### GOAL
Copy each line of the data below with the word "Parity".

Data records

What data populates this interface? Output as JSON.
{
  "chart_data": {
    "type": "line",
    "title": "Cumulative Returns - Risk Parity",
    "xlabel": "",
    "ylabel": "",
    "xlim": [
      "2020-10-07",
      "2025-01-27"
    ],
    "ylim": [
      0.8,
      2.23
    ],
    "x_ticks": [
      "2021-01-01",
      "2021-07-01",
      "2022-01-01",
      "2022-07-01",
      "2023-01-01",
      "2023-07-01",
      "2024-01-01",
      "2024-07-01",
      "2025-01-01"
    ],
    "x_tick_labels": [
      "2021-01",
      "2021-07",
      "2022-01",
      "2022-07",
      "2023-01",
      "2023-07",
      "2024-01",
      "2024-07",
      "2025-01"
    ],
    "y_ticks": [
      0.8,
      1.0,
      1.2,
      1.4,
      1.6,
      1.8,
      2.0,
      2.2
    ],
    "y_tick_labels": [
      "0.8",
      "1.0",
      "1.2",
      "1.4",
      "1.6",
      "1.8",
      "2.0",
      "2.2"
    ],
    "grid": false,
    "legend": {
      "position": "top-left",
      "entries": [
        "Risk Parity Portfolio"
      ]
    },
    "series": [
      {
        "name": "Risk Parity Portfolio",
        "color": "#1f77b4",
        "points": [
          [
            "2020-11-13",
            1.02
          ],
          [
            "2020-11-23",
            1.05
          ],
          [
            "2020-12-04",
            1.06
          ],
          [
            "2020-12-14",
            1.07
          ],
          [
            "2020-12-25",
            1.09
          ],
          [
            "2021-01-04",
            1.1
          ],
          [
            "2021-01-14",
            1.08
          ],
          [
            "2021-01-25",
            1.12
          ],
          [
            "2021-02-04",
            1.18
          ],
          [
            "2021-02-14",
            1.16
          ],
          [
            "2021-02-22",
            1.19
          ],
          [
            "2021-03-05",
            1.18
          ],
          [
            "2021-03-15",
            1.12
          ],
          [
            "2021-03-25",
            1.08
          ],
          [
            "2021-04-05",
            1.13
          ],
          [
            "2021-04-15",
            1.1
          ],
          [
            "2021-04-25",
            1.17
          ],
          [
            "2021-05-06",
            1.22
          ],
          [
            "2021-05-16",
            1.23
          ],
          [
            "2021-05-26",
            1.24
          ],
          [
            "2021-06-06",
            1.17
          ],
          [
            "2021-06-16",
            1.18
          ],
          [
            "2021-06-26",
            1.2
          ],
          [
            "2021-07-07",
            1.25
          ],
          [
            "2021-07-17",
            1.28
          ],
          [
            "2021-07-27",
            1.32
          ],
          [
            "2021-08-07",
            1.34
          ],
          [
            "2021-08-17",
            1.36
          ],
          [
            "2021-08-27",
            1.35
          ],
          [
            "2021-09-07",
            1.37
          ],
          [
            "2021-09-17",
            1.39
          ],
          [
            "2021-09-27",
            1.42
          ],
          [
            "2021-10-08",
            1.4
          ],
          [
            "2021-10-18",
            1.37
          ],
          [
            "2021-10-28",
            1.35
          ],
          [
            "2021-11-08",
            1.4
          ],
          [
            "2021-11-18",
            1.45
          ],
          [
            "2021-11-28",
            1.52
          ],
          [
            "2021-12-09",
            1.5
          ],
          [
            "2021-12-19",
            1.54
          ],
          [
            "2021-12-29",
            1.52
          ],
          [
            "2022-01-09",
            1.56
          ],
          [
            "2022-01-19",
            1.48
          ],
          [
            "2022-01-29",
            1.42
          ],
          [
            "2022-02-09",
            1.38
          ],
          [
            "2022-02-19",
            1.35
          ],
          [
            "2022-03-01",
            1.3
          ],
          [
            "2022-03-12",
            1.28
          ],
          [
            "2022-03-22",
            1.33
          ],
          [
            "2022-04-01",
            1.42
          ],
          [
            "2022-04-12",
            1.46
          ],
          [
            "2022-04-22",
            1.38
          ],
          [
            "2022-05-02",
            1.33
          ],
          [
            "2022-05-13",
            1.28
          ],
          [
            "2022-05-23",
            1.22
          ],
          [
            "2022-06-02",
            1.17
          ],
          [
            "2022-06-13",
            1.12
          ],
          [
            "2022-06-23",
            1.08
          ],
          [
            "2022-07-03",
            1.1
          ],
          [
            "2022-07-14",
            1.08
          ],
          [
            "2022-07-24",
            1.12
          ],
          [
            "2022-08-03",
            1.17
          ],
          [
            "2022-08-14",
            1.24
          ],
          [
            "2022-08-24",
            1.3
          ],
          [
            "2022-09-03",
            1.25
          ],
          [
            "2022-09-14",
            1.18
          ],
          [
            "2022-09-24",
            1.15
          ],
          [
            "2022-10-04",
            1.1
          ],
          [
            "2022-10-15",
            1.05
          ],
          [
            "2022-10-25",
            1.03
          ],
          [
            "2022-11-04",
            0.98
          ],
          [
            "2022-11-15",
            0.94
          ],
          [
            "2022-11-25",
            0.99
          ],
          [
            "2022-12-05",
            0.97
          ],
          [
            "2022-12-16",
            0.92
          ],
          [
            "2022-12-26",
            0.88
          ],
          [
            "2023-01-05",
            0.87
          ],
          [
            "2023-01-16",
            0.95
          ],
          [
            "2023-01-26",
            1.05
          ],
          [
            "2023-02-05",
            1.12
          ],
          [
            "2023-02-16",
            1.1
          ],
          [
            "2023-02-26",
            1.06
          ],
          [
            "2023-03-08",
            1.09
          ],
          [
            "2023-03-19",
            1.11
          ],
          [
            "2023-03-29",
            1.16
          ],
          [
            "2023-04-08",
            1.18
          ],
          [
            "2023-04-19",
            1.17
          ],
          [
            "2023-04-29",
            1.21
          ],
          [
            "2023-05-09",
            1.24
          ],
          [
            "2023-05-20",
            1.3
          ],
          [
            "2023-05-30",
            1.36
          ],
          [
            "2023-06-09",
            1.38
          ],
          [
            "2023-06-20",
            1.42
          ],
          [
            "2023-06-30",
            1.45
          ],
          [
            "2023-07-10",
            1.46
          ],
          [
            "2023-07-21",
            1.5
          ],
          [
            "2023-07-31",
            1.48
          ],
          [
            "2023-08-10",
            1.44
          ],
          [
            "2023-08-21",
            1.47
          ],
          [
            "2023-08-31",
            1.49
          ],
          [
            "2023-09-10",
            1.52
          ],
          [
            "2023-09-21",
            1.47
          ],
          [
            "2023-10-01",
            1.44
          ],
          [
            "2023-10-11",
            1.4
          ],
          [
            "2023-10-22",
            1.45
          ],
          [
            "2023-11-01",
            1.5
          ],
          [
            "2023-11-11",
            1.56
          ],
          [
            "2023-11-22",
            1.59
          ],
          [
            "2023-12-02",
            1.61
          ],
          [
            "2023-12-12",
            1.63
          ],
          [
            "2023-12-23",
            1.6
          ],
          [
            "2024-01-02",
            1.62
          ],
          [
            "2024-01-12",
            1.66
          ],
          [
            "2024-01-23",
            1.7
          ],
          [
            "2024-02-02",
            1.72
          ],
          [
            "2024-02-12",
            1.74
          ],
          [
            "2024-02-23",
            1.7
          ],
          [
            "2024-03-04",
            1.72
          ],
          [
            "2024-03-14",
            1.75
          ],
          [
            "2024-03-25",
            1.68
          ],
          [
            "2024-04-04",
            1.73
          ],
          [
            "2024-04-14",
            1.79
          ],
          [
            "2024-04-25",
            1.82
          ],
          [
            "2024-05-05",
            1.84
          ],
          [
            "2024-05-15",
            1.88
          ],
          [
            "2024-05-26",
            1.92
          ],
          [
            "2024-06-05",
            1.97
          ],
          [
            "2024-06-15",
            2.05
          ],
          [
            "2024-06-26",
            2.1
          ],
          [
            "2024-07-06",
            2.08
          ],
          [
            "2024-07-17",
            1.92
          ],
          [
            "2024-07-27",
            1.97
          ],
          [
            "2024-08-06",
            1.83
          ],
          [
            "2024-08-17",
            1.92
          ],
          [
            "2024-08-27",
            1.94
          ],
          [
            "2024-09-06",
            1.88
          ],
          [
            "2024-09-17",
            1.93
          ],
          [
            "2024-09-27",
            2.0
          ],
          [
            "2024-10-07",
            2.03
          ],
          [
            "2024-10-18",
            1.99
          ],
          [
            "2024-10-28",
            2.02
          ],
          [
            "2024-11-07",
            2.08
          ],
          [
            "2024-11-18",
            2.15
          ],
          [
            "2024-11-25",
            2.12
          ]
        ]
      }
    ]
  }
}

### THE SOLUTION
    "title": "Cumulative Returns - Risk Parity",
        "Risk Parity Portfolio"
        "name": "Risk Parity Portfolio",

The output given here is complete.